[Entries from a dataset]
***

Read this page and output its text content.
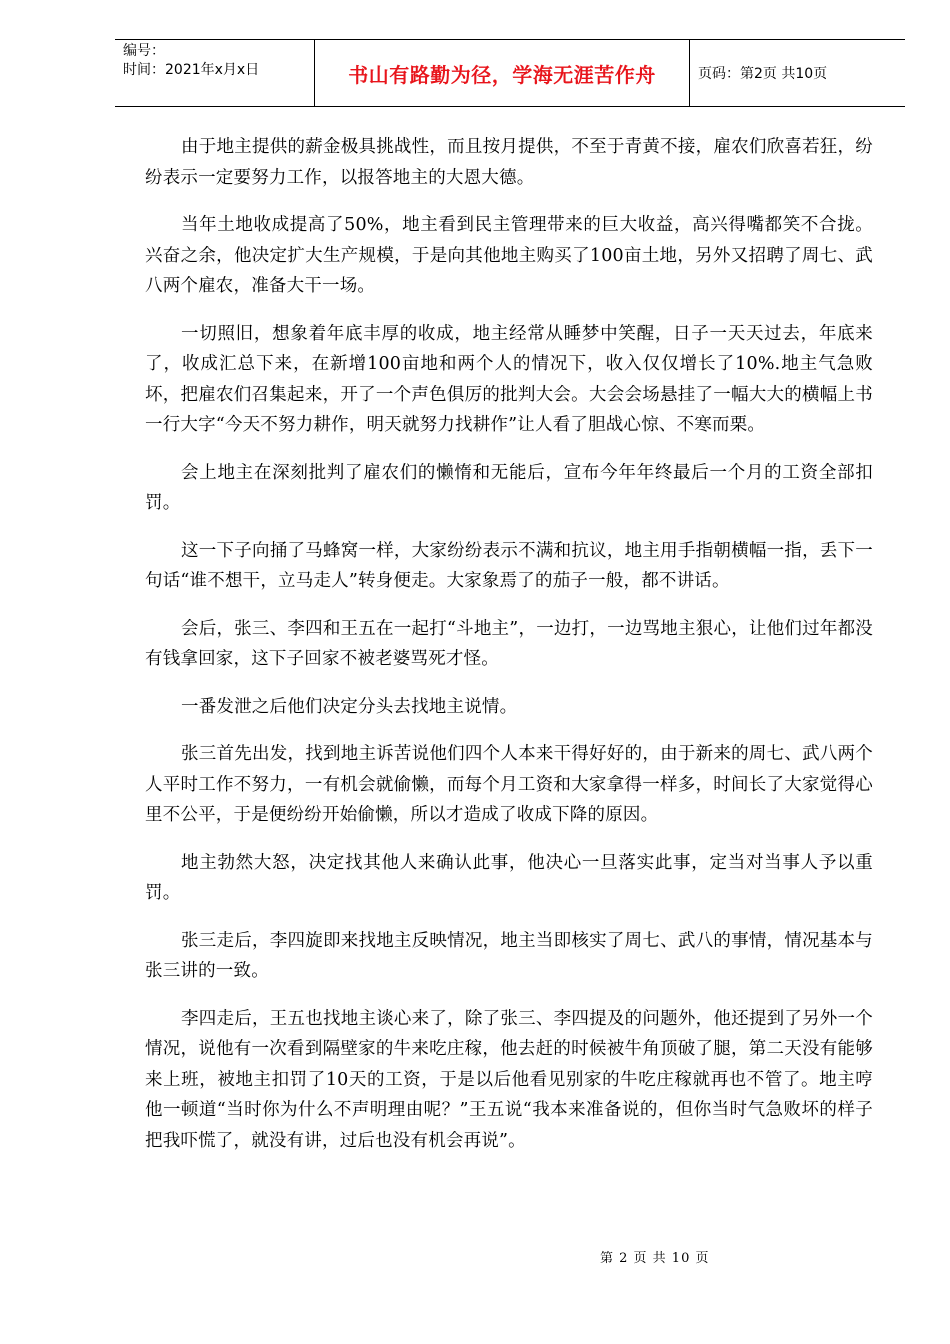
编号：
时间：2021年x月x日	书山有路勤为径，学海无涯苦作舟	页码：第2页 共10页

由于地主提供的薪金极具挑战性，而且按月提供，不至于青黄不接，雇农们欣喜若狂，纷纷表示一定要努力工作，以报答地主的大恩大德。

当年土地收成提高了50%，地主看到民主管理带来的巨大收益，高兴得嘴都笑不合拢。兴奋之余，他决定扩大生产规模，于是向其他地主购买了100亩土地，另外又招聘了周七、武八两个雇农，准备大干一场。

一切照旧，想象着年底丰厚的收成，地主经常从睡梦中笑醒，日子一天天过去，年底来了，收成汇总下来，在新增100亩地和两个人的情况下，收入仅仅增长了10%.地主气急败坏，把雇农们召集起来，开了一个声色俱厉的批判大会。大会会场悬挂了一幅大大的横幅上书一行大字“今天不努力耕作，明天就努力找耕作”让人看了胆战心惊、不寒而栗。

会上地主在深刻批判了雇农们的懒惰和无能后，宣布今年年终最后一个月的工资全部扣罚。

这一下子向捅了马蜂窝一样，大家纷纷表示不满和抗议，地主用手指朝横幅一指，丢下一句话“谁不想干，立马走人”转身便走。大家象焉了的茄子一般，都不讲话。

会后，张三、李四和王五在一起打“斗地主”，一边打，一边骂地主狠心，让他们过年都没有钱拿回家，这下子回家不被老婆骂死才怪。

一番发泄之后他们决定分头去找地主说情。

张三首先出发，找到地主诉苦说他们四个人本来干得好好的，由于新来的周七、武八两个人平时工作不努力，一有机会就偷懒，而每个月工资和大家拿得一样多，时间长了大家觉得心里不公平，于是便纷纷开始偷懒，所以才造成了收成下降的原因。

地主勃然大怒，决定找其他人来确认此事，他决心一旦落实此事，定当对当事人予以重罚。

张三走后，李四旋即来找地主反映情况，地主当即核实了周七、武八的事情，情况基本与张三讲的一致。

李四走后，王五也找地主谈心来了，除了张三、李四提及的问题外，他还提到了另外一个情况，说他有一次看到隔壁家的牛来吃庄稼，他去赶的时候被牛角顶破了腿，第二天没有能够来上班，被地主扣罚了10天的工资，于是以后他看见别家的牛吃庄稼就再也不管了。地主哼他一顿道“当时你为什么不声明理由呢？”王五说“我本来准备说的，但你当时气急败坏的样子把我吓慌了，就没有讲，过后也没有机会再说”。

第 2 页 共 10 页
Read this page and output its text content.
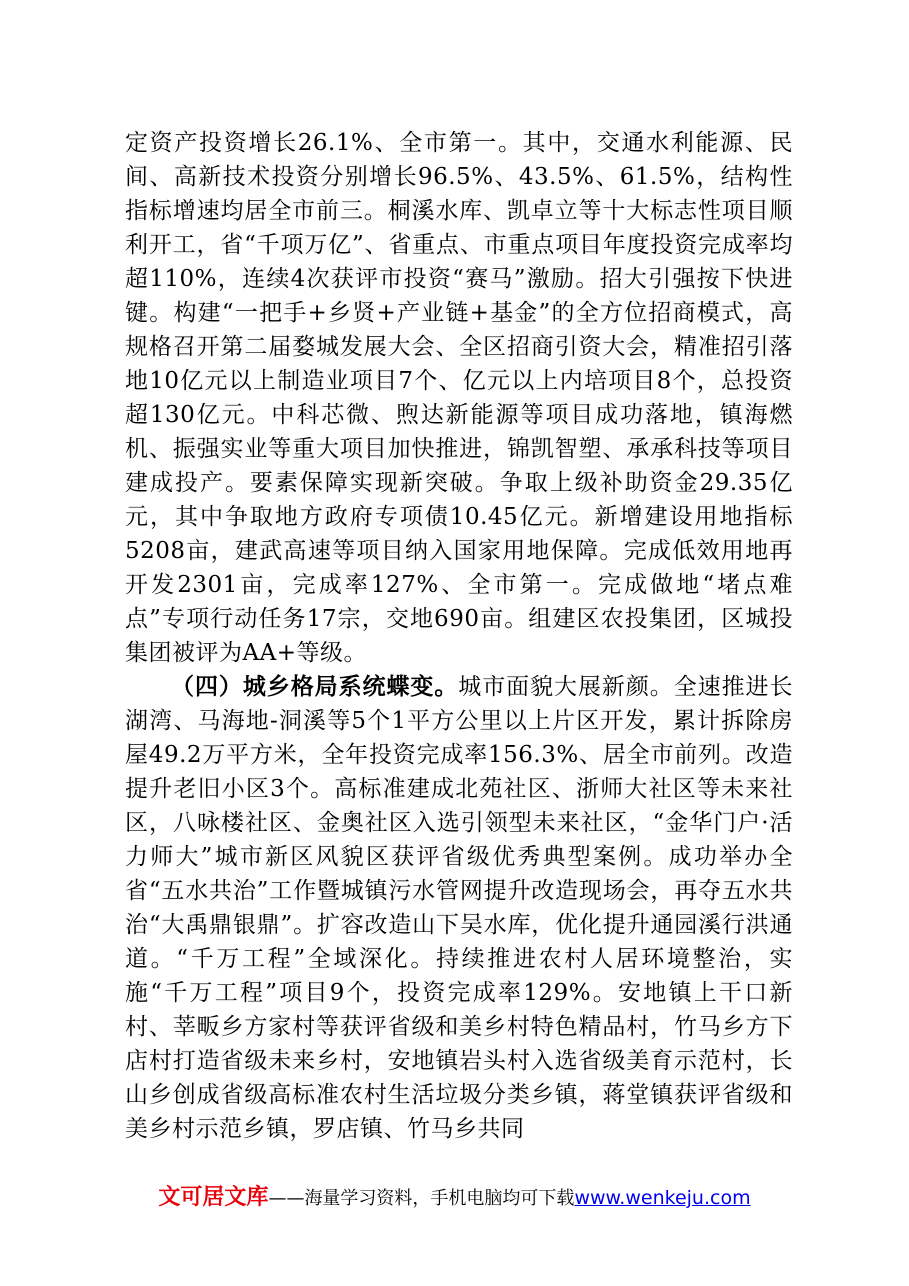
定资产投资增长26.1%、全市第一。其中，交通水利能源、民间、高新技术投资分别增长96.5%、43.5%、61.5%，结构性指标增速均居全市前三。桐溪水库、凯卓立等十大标志性项目顺利开工，省“千项万亿”、省重点、市重点项目年度投资完成率均超110%，连续4次获评市投资“赛马”激励。招大引强按下快进键。构建“一把手+乡贤+产业链+基金”的全方位招商模式，高规格召开第二届婺城发展大会、全区招商引资大会，精准招引落地10亿元以上制造业项目7个、亿元以上内培项目8个，总投资超130亿元。中科芯微、煦达新能源等项目成功落地，镇海燃机、振强实业等重大项目加快推进，锦凯智塑、承承科技等项目建成投产。要素保障实现新突破。争取上级补助资金29.35亿元，其中争取地方政府专项债10.45亿元。新增建设用地指标5208亩，建武高速等项目纳入国家用地保障。完成低效用地再开发2301亩，完成率127%、全市第一。完成做地“堵点难点”专项行动任务17宗，交地690亩。组建区农投集团，区城投集团被评为AA+等级。

（四）城乡格局系统蝶变。城市面貌大展新颜。全速推进长湖湾、马海地-洞溪等5个1平方公里以上片区开发，累计拆除房屋49.2万平方米，全年投资完成率156.3%、居全市前列。改造提升老旧小区3个。高标准建成北苑社区、浙师大社区等未来社区，八咏楼社区、金奥社区入选引领型未来社区，“金华门户·活力师大”城市新区风貌区获评省级优秀典型案例。成功举办全省“五水共治”工作暨城镇污水管网提升改造现场会，再夺五水共治“大禹鼎银鼎”。扩容改造山下吴水库，优化提升通园溪行洪通道。“千万工程”全域深化。持续推进农村人居环境整治，实施“千万工程”项目9个，投资完成率129%。安地镇上干口新村、莘畈乡方家村等获评省级和美乡村特色精品村，竹马乡方下店村打造省级未来乡村，安地镇岩头村入选省级美育示范村，长山乡创成省级高标准农村生活垃圾分类乡镇，蒋堂镇获评省级和美乡村示范乡镇，罗店镇、竹马乡共同

文可居文库——海量学习资料，手机电脑均可下载www.wenkeju.com
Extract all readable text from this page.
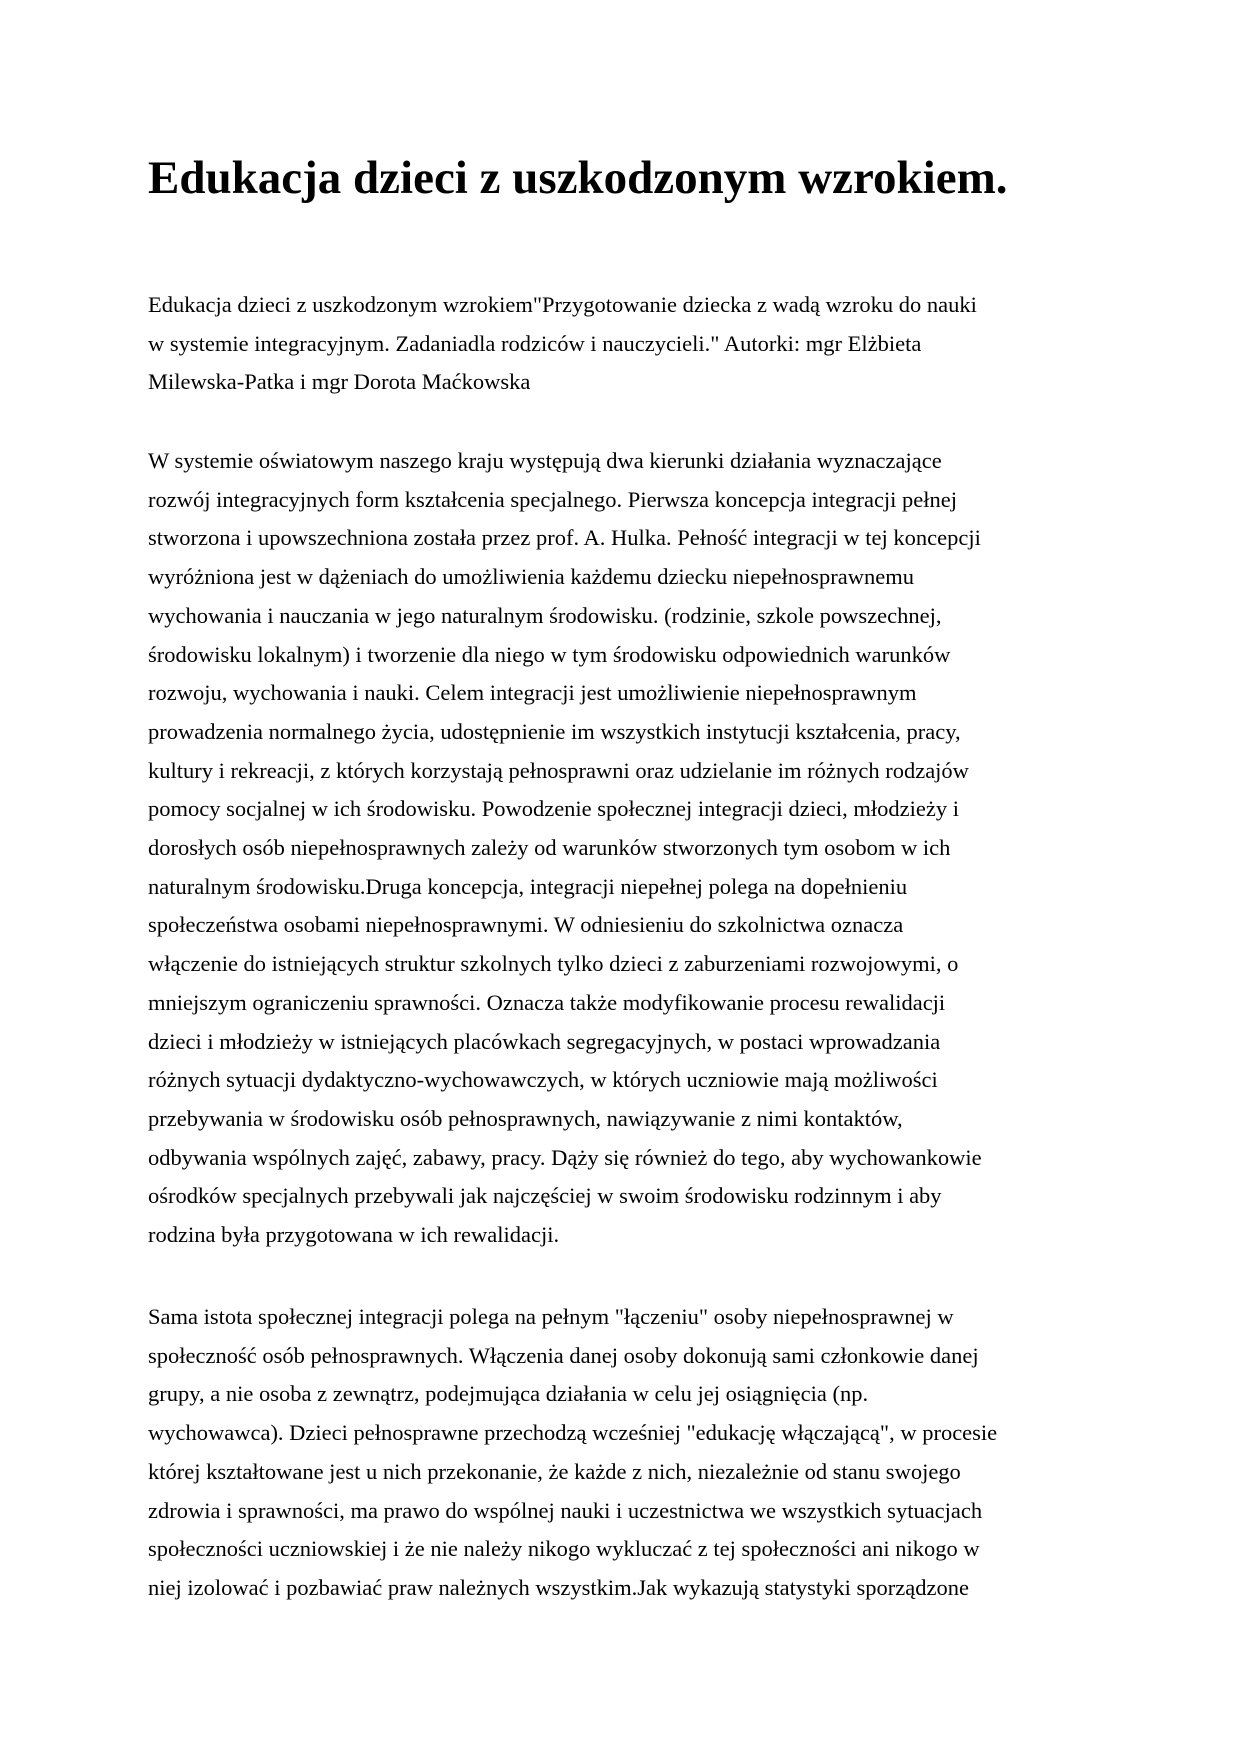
Edukacja dzieci z uszkodzonym wzrokiem.

Edukacja dzieci z uszkodzonym wzrokiem"Przygotowanie dziecka z wadą wzroku do nauki
w systemie integracyjnym. Zadaniadla rodziców i nauczycieli." Autorki: mgr Elżbieta
Milewska-Patka i mgr Dorota Maćkowska

W systemie oświatowym naszego kraju występują dwa kierunki działania wyznaczające
rozwój integracyjnych form kształcenia specjalnego. Pierwsza koncepcja integracji pełnej
stworzona i upowszechniona została przez prof. A. Hulka. Pełność integracji w tej koncepcji
wyróżniona jest w dążeniach do umożliwienia każdemu dziecku niepełnosprawnemu
wychowania i nauczania w jego naturalnym środowisku. (rodzinie, szkole powszechnej,
środowisku lokalnym) i tworzenie dla niego w tym środowisku odpowiednich warunków
rozwoju, wychowania i nauki. Celem integracji jest umożliwienie niepełnosprawnym
prowadzenia normalnego życia, udostępnienie im wszystkich instytucji kształcenia, pracy,
kultury i rekreacji, z których korzystają pełnosprawni oraz udzielanie im różnych rodzajów
pomocy socjalnej w ich środowisku. Powodzenie społecznej integracji dzieci, młodzieży i
dorosłych osób niepełnosprawnych zależy od warunków stworzonych tym osobom w ich
naturalnym środowisku.Druga koncepcja, integracji niepełnej polega na dopełnieniu
społeczeństwa osobami niepełnosprawnymi. W odniesieniu do szkolnictwa oznacza
włączenie do istniejących struktur szkolnych tylko dzieci z zaburzeniami rozwojowymi, o
mniejszym ograniczeniu sprawności. Oznacza także modyfikowanie procesu rewalidacji
dzieci i młodzieży w istniejących placówkach segregacyjnych, w postaci wprowadzania
różnych sytuacji dydaktyczno-wychowawczych, w których uczniowie mają możliwości
przebywania w środowisku osób pełnosprawnych, nawiązywanie z nimi kontaktów,
odbywania wspólnych zajęć, zabawy, pracy. Dąży się również do tego, aby wychowankowie
ośrodków specjalnych przebywali jak najczęściej w swoim środowisku rodzinnym i aby
rodzina była przygotowana w ich rewalidacji.

Sama istota społecznej integracji polega na pełnym "łączeniu" osoby niepełnosprawnej w
społeczność osób pełnosprawnych. Włączenia danej osoby dokonują sami członkowie danej
grupy, a nie osoba z zewnątrz, podejmująca działania w celu jej osiągnięcia (np.
wychowawca). Dzieci pełnosprawne przechodzą wcześniej "edukację włączającą", w procesie
której kształtowane jest u nich przekonanie, że każde z nich, niezależnie od stanu swojego
zdrowia i sprawności, ma prawo do wspólnej nauki i uczestnictwa we wszystkich sytuacjach
społeczności uczniowskiej i że nie należy nikogo wykluczać z tej społeczności ani nikogo w
niej izolować i pozbawiać praw należnych wszystkim.Jak wykazują statystyki sporządzone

***

Copy out each line word for word, please, skipping the images.

Read this page and output its text content.
编号：
时间：2021年x月x日	书山有路勤为径，学海无涯苦作舟	页码：第2页 共10页

由于地主提供的薪金极具挑战性，而且按月提供，不至于青黄不接，雇农们欣喜若狂，纷纷表示一定要努力工作，以报答地主的大恩大德。

当年土地收成提高了50%，地主看到民主管理带来的巨大收益，高兴得嘴都笑不合拢。兴奋之余，他决定扩大生产规模，于是向其他地主购买了100亩土地，另外又招聘了周七、武八两个雇农，准备大干一场。

一切照旧，想象着年底丰厚的收成，地主经常从睡梦中笑醒，日子一天天过去，年底来了，收成汇总下来，在新增100亩地和两个人的情况下，收入仅仅增长了10%.地主气急败坏，把雇农们召集起来，开了一个声色俱厉的批判大会。大会会场悬挂了一幅大大的横幅上书一行大字“今天不努力耕作，明天就努力找耕作”让人看了胆战心惊、不寒而栗。

会上地主在深刻批判了雇农们的懒惰和无能后，宣布今年年终最后一个月的工资全部扣罚。

这一下子向捅了马蜂窝一样，大家纷纷表示不满和抗议，地主用手指朝横幅一指，丢下一句话“谁不想干，立马走人”转身便走。大家象焉了的茄子一般，都不讲话。

会后，张三、李四和王五在一起打“斗地主”，一边打，一边骂地主狠心，让他们过年都没有钱拿回家，这下子回家不被老婆骂死才怪。

一番发泄之后他们决定分头去找地主说情。

张三首先出发，找到地主诉苦说他们四个人本来干得好好的，由于新来的周七、武八两个人平时工作不努力，一有机会就偷懒，而每个月工资和大家拿得一样多，时间长了大家觉得心里不公平，于是便纷纷开始偷懒，所以才造成了收成下降的原因。

地主勃然大怒，决定找其他人来确认此事，他决心一旦落实此事，定当对当事人予以重罚。

张三走后，李四旋即来找地主反映情况，地主当即核实了周七、武八的事情，情况基本与张三讲的一致。

李四走后，王五也找地主谈心来了，除了张三、李四提及的问题外，他还提到了另外一个情况，说他有一次看到隔壁家的牛来吃庄稼，他去赶的时候被牛角顶破了腿，第二天没有能够来上班，被地主扣罚了10天的工资，于是以后他看见别家的牛吃庄稼就再也不管了。地主哼他一顿道“当时你为什么不声明理由呢？”王五说“我本来准备说的，但你当时气急败坏的样子把我吓慌了，就没有讲，过后也没有机会再说”。

第 2 页 共 10 页
Read this page and output its text content.
定资产投资增长26.1%、全市第一。其中，交通水利能源、民间、高新技术投资分别增长96.5%、43.5%、61.5%，结构性指标增速均居全市前三。桐溪水库、凯卓立等十大标志性项目顺利开工，省“千项万亿”、省重点、市重点项目年度投资完成率均超110%，连续4次获评市投资“赛马”激励。招大引强按下快进键。构建“一把手+乡贤+产业链+基金”的全方位招商模式，高规格召开第二届婺城发展大会、全区招商引资大会，精准招引落地10亿元以上制造业项目7个、亿元以上内培项目8个，总投资超130亿元。中科芯微、煦达新能源等项目成功落地，镇海燃机、振强实业等重大项目加快推进，锦凯智塑、承承科技等项目建成投产。要素保障实现新突破。争取上级补助资金29.35亿元，其中争取地方政府专项债10.45亿元。新增建设用地指标5208亩，建武高速等项目纳入国家用地保障。完成低效用地再开发2301亩，完成率127%、全市第一。完成做地“堵点难点”专项行动任务17宗，交地690亩。组建区农投集团，区城投集团被评为AA+等级。

（四）城乡格局系统蝶变。城市面貌大展新颜。全速推进长湖湾、马海地-洞溪等5个1平方公里以上片区开发，累计拆除房屋49.2万平方米，全年投资完成率156.3%、居全市前列。改造提升老旧小区3个。高标准建成北苑社区、浙师大社区等未来社区，八咏楼社区、金奥社区入选引领型未来社区，“金华门户·活力师大”城市新区风貌区获评省级优秀典型案例。成功举办全省“五水共治”工作暨城镇污水管网提升改造现场会，再夺五水共治“大禹鼎银鼎”。扩容改造山下吴水库，优化提升通园溪行洪通道。“千万工程”全域深化。持续推进农村人居环境整治，实施“千万工程”项目9个，投资完成率129%。安地镇上干口新村、莘畈乡方家村等获评省级和美乡村特色精品村，竹马乡方下店村打造省级未来乡村，安地镇岩头村入选省级美育示范村，长山乡创成省级高标准农村生活垃圾分类乡镇，蒋堂镇获评省级和美乡村示范乡镇，罗店镇、竹马乡共同

文可居文库——海量学习资料，手机电脑均可下载www.wenkeju.com
Extract all readable text from this page.
Edukacja dzieci z uszkodzonym wzrokiem.

Edukacja dzieci z uszkodzonym wzrokiem"Przygotowanie dziecka z wadą wzroku do nauki
w systemie integracyjnym. Zadaniadla rodziców i nauczycieli." Autorki: mgr Elżbieta
Milewska-Patka i mgr Dorota Maćkowska

W systemie oświatowym naszego kraju występują dwa kierunki działania wyznaczające
rozwój integracyjnych form kształcenia specjalnego. Pierwsza koncepcja integracji pełnej
stworzona i upowszechniona została przez prof. A. Hulka. Pełność integracji w tej koncepcji
wyróżniona jest w dążeniach do umożliwienia każdemu dziecku niepełnosprawnemu
wychowania i nauczania w jego naturalnym środowisku. (rodzinie, szkole powszechnej,
środowisku lokalnym) i tworzenie dla niego w tym środowisku odpowiednich warunków
rozwoju, wychowania i nauki. Celem integracji jest umożliwienie niepełnosprawnym
prowadzenia normalnego życia, udostępnienie im wszystkich instytucji kształcenia, pracy,
kultury i rekreacji, z których korzystają pełnosprawni oraz udzielanie im różnych rodzajów
pomocy socjalnej w ich środowisku. Powodzenie społecznej integracji dzieci, młodzieży i
dorosłych osób niepełnosprawnych zależy od warunków stworzonych tym osobom w ich
naturalnym środowisku.Druga koncepcja, integracji niepełnej polega na dopełnieniu
społeczeństwa osobami niepełnosprawnymi. W odniesieniu do szkolnictwa oznacza
włączenie do istniejących struktur szkolnych tylko dzieci z zaburzeniami rozwojowymi, o
mniejszym ograniczeniu sprawności. Oznacza także modyfikowanie procesu rewalidacji
dzieci i młodzieży w istniejących placówkach segregacyjnych, w postaci wprowadzania
różnych sytuacji dydaktyczno-wychowawczych, w których uczniowie mają możliwości
przebywania w środowisku osób pełnosprawnych, nawiązywanie z nimi kontaktów,
odbywania wspólnych zajęć, zabawy, pracy. Dąży się również do tego, aby wychowankowie
ośrodków specjalnych przebywali jak najczęściej w swoim środowisku rodzinnym i aby
rodzina była przygotowana w ich rewalidacji.

Sama istota społecznej integracji polega na pełnym "łączeniu" osoby niepełnosprawnej w
społeczność osób pełnosprawnych. Włączenia danej osoby dokonują sami członkowie danej
grupy, a nie osoba z zewnątrz, podejmująca działania w celu jej osiągnięcia (np.
wychowawca). Dzieci pełnosprawne przechodzą wcześniej "edukację włączającą", w procesie
której kształtowane jest u nich przekonanie, że każde z nich, niezależnie od stanu swojego
zdrowia i sprawności, ma prawo do wspólnej nauki i uczestnictwa we wszystkich sytuacjach
społeczności uczniowskiej i że nie należy nikogo wykluczać z tej społeczności ani nikogo w
niej izolować i pozbawiać praw należnych wszystkim.Jak wykazują statystyki sporządzone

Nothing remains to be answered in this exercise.